* Description of the task: Set each entry down verbatim, omitting images.

* Records for the task:
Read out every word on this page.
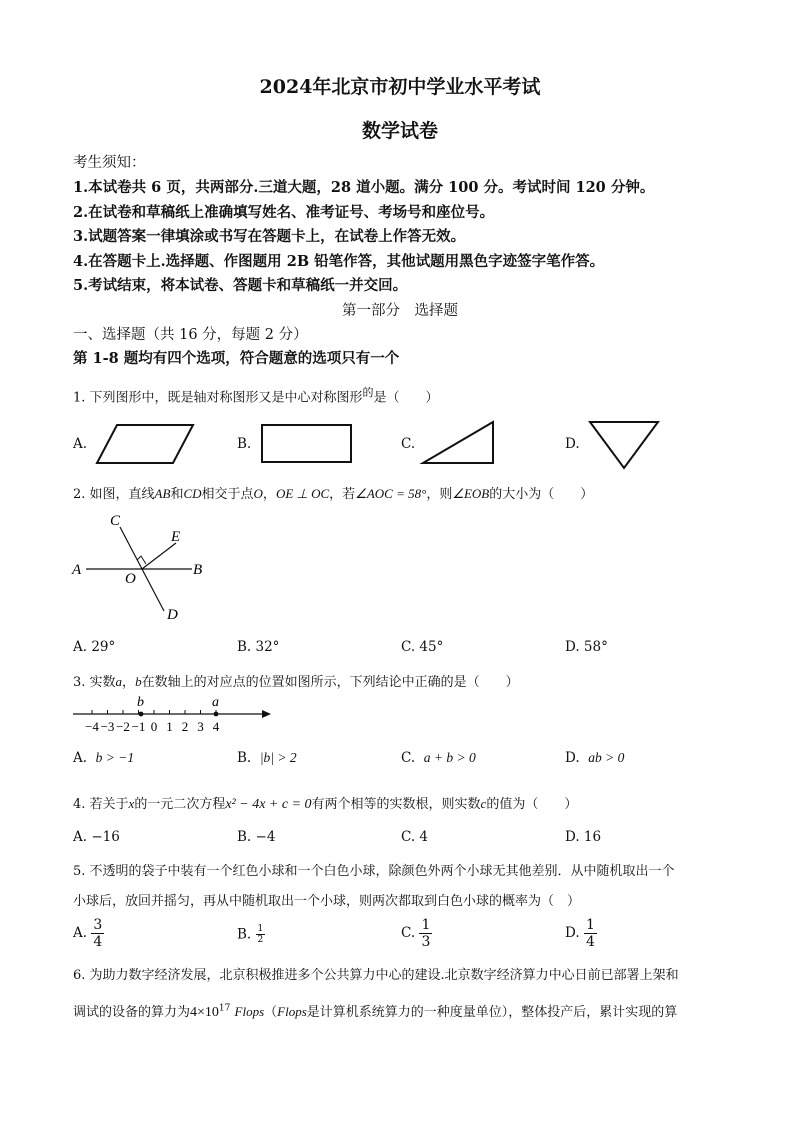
2024年北京市初中学业水平考试
数学试卷
考生须知：
1.本试卷共 6 页，共两部分.三道大题，28 道小题。满分 100 分。考试时间 120 分钟。
2.在试卷和草稿纸上准确填写姓名、准考证号、考场号和座位号。
3.试题答案一律填涂或书写在答题卡上，在试卷上作答无效。
4.在答题卡上.选择题、作图题用 2B 铅笔作答，其他试题用黑色字迹签字笔作答。
5.考试结束，将本试卷、答题卡和草稿纸一并交回。
第一部分　选择题
一、选择题（共 16 分，每题 2 分）
第 1-8 题均有四个选项，符合题意的选项只有一个
1. 下列图形中，既是轴对称图形又是中心对称图形$^的$是（　　）
A.	B.	C.	D.
2. 如图，直线AB和CD相交于点O，OE ⊥ OC，若∠AOC = 58°，则∠EOB的大小为（　　）
C
E
A
O
B
D
A. 29°	B. 32°	C. 45°	D. 58°
3. 实数a，b在数轴上的对应点的位置如图所示，下列结论中正确的是（　　）
−4 −3 −2 −1 0 1 2 3 4
b	a
A. b > −1	B. |b| > 2	C. a + b > 0	D. ab > 0
4. 若关于x的一元二次方程x² − 4x + c = 0有两个相等的实数根，则实数c的值为（　　）
A. −16	B. −4	C. 4	D. 16
5. 不透明的袋子中装有一个红色小球和一个白色小球，除颜色外两个小球无其他差别．从中随机取出一个
小球后，放回并摇匀，再从中随机取出一个小球，则两次都取到白色小球的概率为（　）
A. $\frac{3}{4}$	B. $\frac{1}{2}$	C. $\frac{1}{3}$	D. $\frac{1}{4}$
6. 为助力数字经济发展，北京积极推进多个公共算力中心的建设.北京数字经济算力中心日前已部署上架和
调试的设备的算力为$4\times 10^{17}$ Flops（Flops是计算机系统算力的一种度量单位），整体投产后，累计实现的算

* Exercise response:
Read out every word on this page.
2024年北京市初中学业水平考试
数学试卷
考生须知：
1.本试卷共 6 页，共两部分.三道大题，28 道小题。满分 100 分。考试时间 120 分钟。
2.在试卷和草稿纸上准确填写姓名、准考证号、考场号和座位号。
3.试题答案一律填涂或书写在答题卡上，在试卷上作答无效。
4.在答题卡上.选择题、作图题用 2B 铅笔作答，其他试题用黑色字迹签字笔作答。
5.考试结束，将本试卷、答题卡和草稿纸一并交回。
第一部分　选择题
一、选择题（共 16 分，每题 2 分）
第 1-8 题均有四个选项，符合题意的选项只有一个
1. 下列图形中，既是轴对称图形又是中心对称图形$^的$是（　　）
A.	B.	C.	D.
2. 如图，直线AB和CD相交于点O，OE ⊥ OC，若∠AOC = 58°，则∠EOB的大小为（　　）
C
E
A
O
B
D
A. 29°	B. 32°	C. 45°	D. 58°
3. 实数a，b在数轴上的对应点的位置如图所示，下列结论中正确的是（　　）
−4 −3 −2 −1 0 1 2 3 4
b	a
A. b > −1	B. |b| > 2	C. a + b > 0	D. ab > 0
4. 若关于x的一元二次方程x² − 4x + c = 0有两个相等的实数根，则实数c的值为（　　）
A. −16	B. −4	C. 4	D. 16
5. 不透明的袋子中装有一个红色小球和一个白色小球，除颜色外两个小球无其他差别．从中随机取出一个
小球后，放回并摇匀，再从中随机取出一个小球，则两次都取到白色小球的概率为（　）
A. $\frac{3}{4}$	B. $\frac{1}{2}$	C. $\frac{1}{3}$	D. $\frac{1}{4}$
6. 为助力数字经济发展，北京积极推进多个公共算力中心的建设.北京数字经济算力中心日前已部署上架和
调试的设备的算力为$4\times 10^{17}$ Flops（Flops是计算机系统算力的一种度量单位），整体投产后，累计实现的算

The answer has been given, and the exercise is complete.